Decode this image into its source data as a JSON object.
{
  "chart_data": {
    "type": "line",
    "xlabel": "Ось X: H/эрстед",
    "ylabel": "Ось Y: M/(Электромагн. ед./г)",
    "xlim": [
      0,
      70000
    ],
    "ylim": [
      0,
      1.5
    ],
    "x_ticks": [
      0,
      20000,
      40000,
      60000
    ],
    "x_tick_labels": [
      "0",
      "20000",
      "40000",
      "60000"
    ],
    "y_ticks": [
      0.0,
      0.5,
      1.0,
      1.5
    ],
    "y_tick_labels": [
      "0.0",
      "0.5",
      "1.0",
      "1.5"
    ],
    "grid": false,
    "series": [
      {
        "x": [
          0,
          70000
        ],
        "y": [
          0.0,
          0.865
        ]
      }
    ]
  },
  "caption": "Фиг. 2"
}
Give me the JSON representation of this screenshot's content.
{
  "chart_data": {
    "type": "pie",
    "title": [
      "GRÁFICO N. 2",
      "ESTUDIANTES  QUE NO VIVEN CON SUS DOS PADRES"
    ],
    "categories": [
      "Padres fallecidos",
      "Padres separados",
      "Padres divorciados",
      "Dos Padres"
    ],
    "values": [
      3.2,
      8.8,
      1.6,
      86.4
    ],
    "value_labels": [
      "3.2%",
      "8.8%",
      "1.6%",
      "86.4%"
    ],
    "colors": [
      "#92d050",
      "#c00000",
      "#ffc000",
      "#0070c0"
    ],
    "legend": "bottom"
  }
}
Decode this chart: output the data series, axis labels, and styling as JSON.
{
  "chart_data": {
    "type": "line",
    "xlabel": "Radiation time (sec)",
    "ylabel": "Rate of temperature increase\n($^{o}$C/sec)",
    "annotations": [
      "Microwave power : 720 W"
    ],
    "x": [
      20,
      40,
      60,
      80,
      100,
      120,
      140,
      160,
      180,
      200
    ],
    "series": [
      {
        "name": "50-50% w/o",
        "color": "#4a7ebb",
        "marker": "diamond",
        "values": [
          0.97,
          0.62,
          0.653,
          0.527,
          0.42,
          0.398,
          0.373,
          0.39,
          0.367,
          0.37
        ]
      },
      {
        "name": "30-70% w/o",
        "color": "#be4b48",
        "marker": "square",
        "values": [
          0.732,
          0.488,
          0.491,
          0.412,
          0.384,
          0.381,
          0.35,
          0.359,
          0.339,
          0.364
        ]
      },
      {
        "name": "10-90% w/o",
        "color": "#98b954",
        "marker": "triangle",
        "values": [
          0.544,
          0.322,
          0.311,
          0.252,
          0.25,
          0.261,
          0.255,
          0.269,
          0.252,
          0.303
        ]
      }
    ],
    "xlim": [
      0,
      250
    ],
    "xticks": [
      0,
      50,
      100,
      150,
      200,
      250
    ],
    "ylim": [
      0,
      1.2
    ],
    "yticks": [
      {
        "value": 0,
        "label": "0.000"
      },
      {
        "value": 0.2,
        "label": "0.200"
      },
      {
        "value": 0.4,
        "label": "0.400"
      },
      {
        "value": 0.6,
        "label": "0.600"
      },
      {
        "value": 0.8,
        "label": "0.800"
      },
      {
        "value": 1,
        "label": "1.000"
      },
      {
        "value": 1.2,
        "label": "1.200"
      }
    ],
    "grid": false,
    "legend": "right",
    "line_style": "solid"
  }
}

--

_Stated problem_
Copy every line above in which the string "name" shows up.

_Solution to this problem_
        "name": "50-50% w/o",
        "name": "30-70% w/o",
        "name": "10-90% w/o",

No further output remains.